(What is needed):
Will you give every entry again exactly as it stands?

(Available data):
------------------------------------------------------------
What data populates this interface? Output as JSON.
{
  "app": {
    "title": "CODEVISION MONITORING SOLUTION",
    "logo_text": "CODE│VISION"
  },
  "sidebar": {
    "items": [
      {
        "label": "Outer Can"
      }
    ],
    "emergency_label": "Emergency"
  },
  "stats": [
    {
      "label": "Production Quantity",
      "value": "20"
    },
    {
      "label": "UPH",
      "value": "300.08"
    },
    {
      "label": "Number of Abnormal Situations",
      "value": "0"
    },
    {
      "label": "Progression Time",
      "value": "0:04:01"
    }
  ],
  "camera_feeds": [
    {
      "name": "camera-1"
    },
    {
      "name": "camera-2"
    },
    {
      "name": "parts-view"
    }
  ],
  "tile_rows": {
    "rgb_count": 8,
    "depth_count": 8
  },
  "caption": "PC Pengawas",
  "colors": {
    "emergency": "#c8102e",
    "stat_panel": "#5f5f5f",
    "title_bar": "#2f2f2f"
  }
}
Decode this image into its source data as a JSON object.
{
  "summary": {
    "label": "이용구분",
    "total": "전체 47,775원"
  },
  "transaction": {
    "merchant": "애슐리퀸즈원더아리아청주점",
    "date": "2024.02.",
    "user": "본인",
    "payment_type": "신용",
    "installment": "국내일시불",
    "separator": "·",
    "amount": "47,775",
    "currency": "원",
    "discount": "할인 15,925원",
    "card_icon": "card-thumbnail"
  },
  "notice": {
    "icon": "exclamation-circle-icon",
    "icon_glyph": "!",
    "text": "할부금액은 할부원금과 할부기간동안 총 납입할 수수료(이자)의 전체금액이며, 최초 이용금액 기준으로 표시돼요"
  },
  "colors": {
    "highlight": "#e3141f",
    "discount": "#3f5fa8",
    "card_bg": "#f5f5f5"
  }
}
------------------------------------------------------------
(The completed task):
What data populates this interface? Output as JSON.
{
  "app": {
    "title": "CODEVISION MONITORING SOLUTION",
    "logo_text": "CODE│VISION"
  },
  "sidebar": {
    "items": [
      {
        "label": "Outer Can"
      }
    ],
    "emergency_label": "Emergency"
  },
  "stats": [
    {
      "label": "Production Quantity",
      "value": "20"
    },
    {
      "label": "UPH",
      "value": "300.08"
    },
    {
      "label": "Number of Abnormal Situations",
      "value": "0"
    },
    {
      "label": "Progression Time",
      "value": "0:04:01"
    }
  ],
  "camera_feeds": [
    {
      "name": "camera-1"
    },
    {
      "name": "camera-2"
    },
    {
      "name": "parts-view"
    }
  ],
  "tile_rows": {
    "rgb_count": 8,
    "depth_count": 8
  },
  "caption": "PC Pengawas",
  "colors": {
    "emergency": "#c8102e",
    "stat_panel": "#5f5f5f",
    "title_bar": "#2f2f2f"
  }
}
Decode this image into its source data as a JSON object.
{
  "summary": {
    "label": "이용구분",
    "total": "전체 47,775원"
  },
  "transaction": {
    "merchant": "애슐리퀸즈원더아리아청주점",
    "date": "2024.02.",
    "user": "본인",
    "payment_type": "신용",
    "installment": "국내일시불",
    "separator": "·",
    "amount": "47,775",
    "currency": "원",
    "discount": "할인 15,925원",
    "card_icon": "card-thumbnail"
  },
  "notice": {
    "icon": "exclamation-circle-icon",
    "icon_glyph": "!",
    "text": "할부금액은 할부원금과 할부기간동안 총 납입할 수수료(이자)의 전체금액이며, 최초 이용금액 기준으로 표시돼요"
  },
  "colors": {
    "highlight": "#e3141f",
    "discount": "#3f5fa8",
    "card_bg": "#f5f5f5"
  }
}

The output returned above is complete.